▸ THE REQUEST
Report only the number of lines holding "multinational".
---------- DATA ENTRIES ----------
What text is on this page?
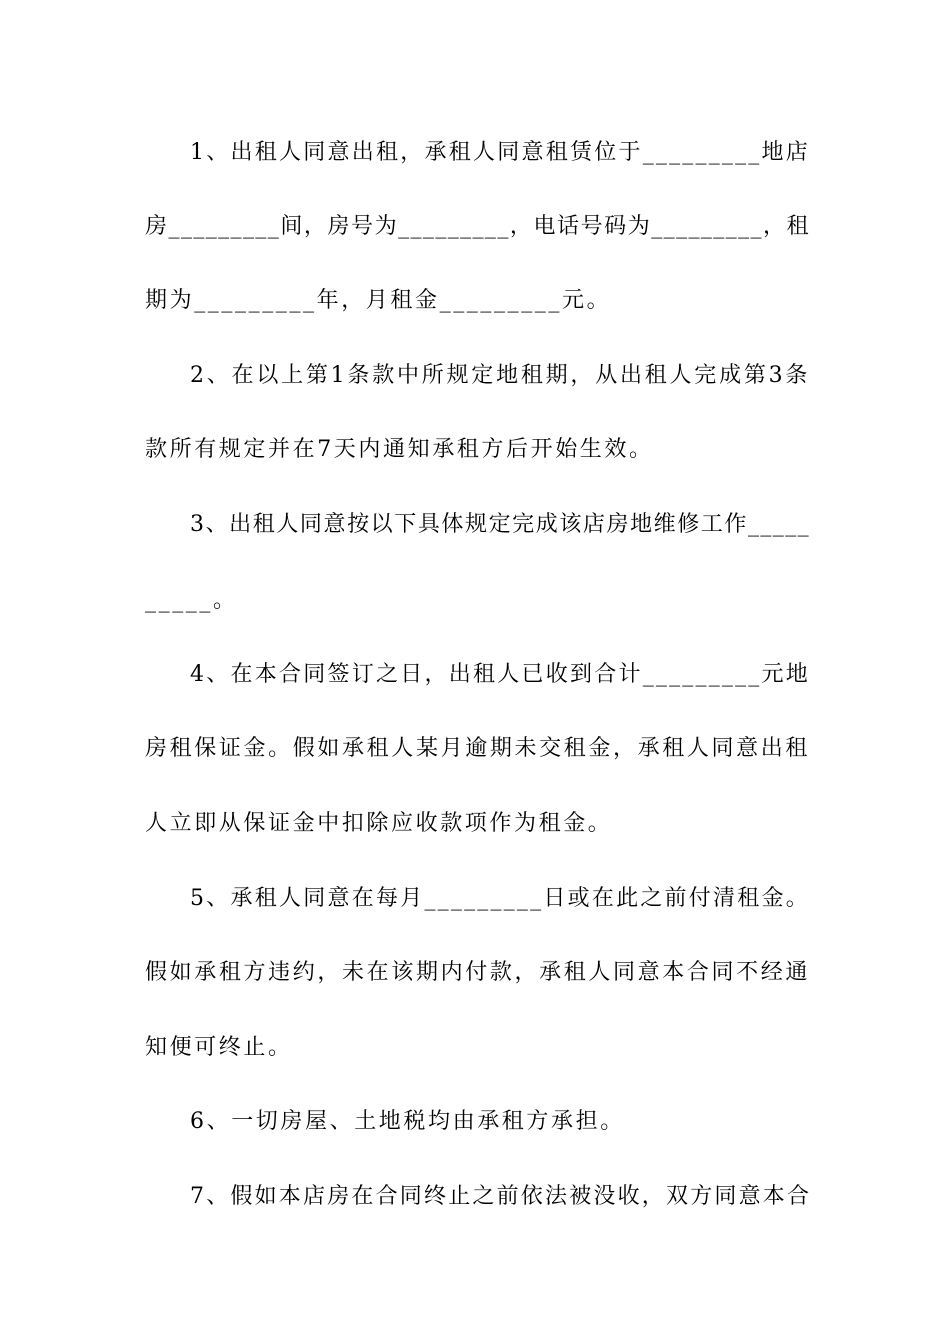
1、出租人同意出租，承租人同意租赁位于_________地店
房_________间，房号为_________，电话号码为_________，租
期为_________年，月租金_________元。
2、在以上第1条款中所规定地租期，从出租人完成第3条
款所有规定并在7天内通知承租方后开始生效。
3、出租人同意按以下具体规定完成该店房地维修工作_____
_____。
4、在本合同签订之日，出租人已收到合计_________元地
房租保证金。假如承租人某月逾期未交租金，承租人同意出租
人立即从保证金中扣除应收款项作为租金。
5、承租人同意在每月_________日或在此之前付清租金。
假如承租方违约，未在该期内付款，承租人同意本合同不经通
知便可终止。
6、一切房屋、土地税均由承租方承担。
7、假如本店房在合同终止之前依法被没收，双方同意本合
----------
---------- DATA ENTRIES ----------
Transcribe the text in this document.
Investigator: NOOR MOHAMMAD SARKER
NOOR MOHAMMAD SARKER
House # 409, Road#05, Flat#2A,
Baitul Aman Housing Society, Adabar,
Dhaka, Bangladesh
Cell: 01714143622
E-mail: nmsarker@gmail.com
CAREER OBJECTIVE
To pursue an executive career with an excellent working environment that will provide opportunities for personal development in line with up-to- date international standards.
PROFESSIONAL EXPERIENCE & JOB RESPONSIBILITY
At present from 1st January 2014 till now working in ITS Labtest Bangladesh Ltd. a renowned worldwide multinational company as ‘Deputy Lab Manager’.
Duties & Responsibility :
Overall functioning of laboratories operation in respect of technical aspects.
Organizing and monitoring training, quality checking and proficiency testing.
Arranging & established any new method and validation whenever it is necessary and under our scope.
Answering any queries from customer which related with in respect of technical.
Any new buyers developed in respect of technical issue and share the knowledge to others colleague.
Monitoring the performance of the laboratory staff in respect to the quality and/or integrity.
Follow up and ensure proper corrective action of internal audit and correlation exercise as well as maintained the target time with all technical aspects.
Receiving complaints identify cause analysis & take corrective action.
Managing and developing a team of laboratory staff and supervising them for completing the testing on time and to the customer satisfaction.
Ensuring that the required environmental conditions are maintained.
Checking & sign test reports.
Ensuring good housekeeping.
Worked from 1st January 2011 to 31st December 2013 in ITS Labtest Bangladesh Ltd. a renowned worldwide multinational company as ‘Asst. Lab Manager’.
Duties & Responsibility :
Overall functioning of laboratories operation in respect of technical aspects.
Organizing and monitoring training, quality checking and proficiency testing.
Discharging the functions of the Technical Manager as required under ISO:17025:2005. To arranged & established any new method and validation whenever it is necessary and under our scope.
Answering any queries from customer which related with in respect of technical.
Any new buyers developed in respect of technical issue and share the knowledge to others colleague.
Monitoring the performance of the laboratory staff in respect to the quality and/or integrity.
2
----------
▸ TASK OUTPUT
2